Short exercise —
Quote the full listing word for word.

Given entries —
========================
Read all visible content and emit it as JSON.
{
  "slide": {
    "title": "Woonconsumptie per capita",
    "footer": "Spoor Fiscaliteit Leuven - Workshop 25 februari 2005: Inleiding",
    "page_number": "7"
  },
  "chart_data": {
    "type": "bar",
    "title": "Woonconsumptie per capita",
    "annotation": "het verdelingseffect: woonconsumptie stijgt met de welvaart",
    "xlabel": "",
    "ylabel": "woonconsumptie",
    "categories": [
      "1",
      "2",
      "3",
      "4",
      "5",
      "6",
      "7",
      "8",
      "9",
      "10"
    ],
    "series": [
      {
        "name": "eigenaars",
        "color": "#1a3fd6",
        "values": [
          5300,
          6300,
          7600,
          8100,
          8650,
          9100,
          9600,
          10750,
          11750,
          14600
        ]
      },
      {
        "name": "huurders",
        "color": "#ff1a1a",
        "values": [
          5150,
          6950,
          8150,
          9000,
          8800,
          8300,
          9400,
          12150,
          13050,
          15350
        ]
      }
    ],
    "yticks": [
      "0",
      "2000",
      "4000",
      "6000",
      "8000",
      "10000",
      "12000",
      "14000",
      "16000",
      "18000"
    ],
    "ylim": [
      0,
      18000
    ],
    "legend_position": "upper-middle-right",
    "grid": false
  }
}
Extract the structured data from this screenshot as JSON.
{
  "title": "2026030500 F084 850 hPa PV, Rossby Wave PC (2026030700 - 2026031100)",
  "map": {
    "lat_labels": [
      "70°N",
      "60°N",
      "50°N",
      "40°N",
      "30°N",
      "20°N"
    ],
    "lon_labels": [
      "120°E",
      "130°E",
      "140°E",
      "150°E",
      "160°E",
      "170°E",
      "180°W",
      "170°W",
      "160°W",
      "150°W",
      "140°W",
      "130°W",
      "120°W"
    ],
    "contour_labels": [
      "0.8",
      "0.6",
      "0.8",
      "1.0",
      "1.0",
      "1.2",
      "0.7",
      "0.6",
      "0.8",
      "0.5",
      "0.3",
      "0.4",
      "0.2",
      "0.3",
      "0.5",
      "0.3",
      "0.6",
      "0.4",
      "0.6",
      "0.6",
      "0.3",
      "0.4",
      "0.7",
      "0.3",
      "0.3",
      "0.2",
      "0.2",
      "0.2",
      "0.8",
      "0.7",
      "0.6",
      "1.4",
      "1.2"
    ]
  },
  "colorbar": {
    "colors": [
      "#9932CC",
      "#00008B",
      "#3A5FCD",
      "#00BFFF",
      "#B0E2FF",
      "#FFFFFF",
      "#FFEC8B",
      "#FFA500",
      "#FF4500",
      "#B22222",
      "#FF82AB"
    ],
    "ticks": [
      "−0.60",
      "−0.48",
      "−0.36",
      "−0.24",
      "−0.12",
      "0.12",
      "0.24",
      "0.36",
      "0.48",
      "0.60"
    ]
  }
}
========================
Output of the exercise —
Read all visible content and emit it as JSON.
{
  "slide": {
    "title": "Woonconsumptie per capita",
    "footer": "Spoor Fiscaliteit Leuven - Workshop 25 februari 2005: Inleiding",
    "page_number": "7"
  },
  "chart_data": {
    "type": "bar",
    "title": "Woonconsumptie per capita",
    "annotation": "het verdelingseffect: woonconsumptie stijgt met de welvaart",
    "xlabel": "",
    "ylabel": "woonconsumptie",
    "categories": [
      "1",
      "2",
      "3",
      "4",
      "5",
      "6",
      "7",
      "8",
      "9",
      "10"
    ],
    "series": [
      {
        "name": "eigenaars",
        "color": "#1a3fd6",
        "values": [
          5300,
          6300,
          7600,
          8100,
          8650,
          9100,
          9600,
          10750,
          11750,
          14600
        ]
      },
      {
        "name": "huurders",
        "color": "#ff1a1a",
        "values": [
          5150,
          6950,
          8150,
          9000,
          8800,
          8300,
          9400,
          12150,
          13050,
          15350
        ]
      }
    ],
    "yticks": [
      "0",
      "2000",
      "4000",
      "6000",
      "8000",
      "10000",
      "12000",
      "14000",
      "16000",
      "18000"
    ],
    "ylim": [
      0,
      18000
    ],
    "legend_position": "upper-middle-right",
    "grid": false
  }
}
Extract the structured data from this screenshot as JSON.
{
  "title": "2026030500 F084 850 hPa PV, Rossby Wave PC (2026030700 - 2026031100)",
  "map": {
    "lat_labels": [
      "70°N",
      "60°N",
      "50°N",
      "40°N",
      "30°N",
      "20°N"
    ],
    "lon_labels": [
      "120°E",
      "130°E",
      "140°E",
      "150°E",
      "160°E",
      "170°E",
      "180°W",
      "170°W",
      "160°W",
      "150°W",
      "140°W",
      "130°W",
      "120°W"
    ],
    "contour_labels": [
      "0.8",
      "0.6",
      "0.8",
      "1.0",
      "1.0",
      "1.2",
      "0.7",
      "0.6",
      "0.8",
      "0.5",
      "0.3",
      "0.4",
      "0.2",
      "0.3",
      "0.5",
      "0.3",
      "0.6",
      "0.4",
      "0.6",
      "0.6",
      "0.3",
      "0.4",
      "0.7",
      "0.3",
      "0.3",
      "0.2",
      "0.2",
      "0.2",
      "0.8",
      "0.7",
      "0.6",
      "1.4",
      "1.2"
    ]
  },
  "colorbar": {
    "colors": [
      "#9932CC",
      "#00008B",
      "#3A5FCD",
      "#00BFFF",
      "#B0E2FF",
      "#FFFFFF",
      "#FFEC8B",
      "#FFA500",
      "#FF4500",
      "#B22222",
      "#FF82AB"
    ],
    "ticks": [
      "−0.60",
      "−0.48",
      "−0.36",
      "−0.24",
      "−0.12",
      "0.12",
      "0.24",
      "0.36",
      "0.48",
      "0.60"
    ]
  }
}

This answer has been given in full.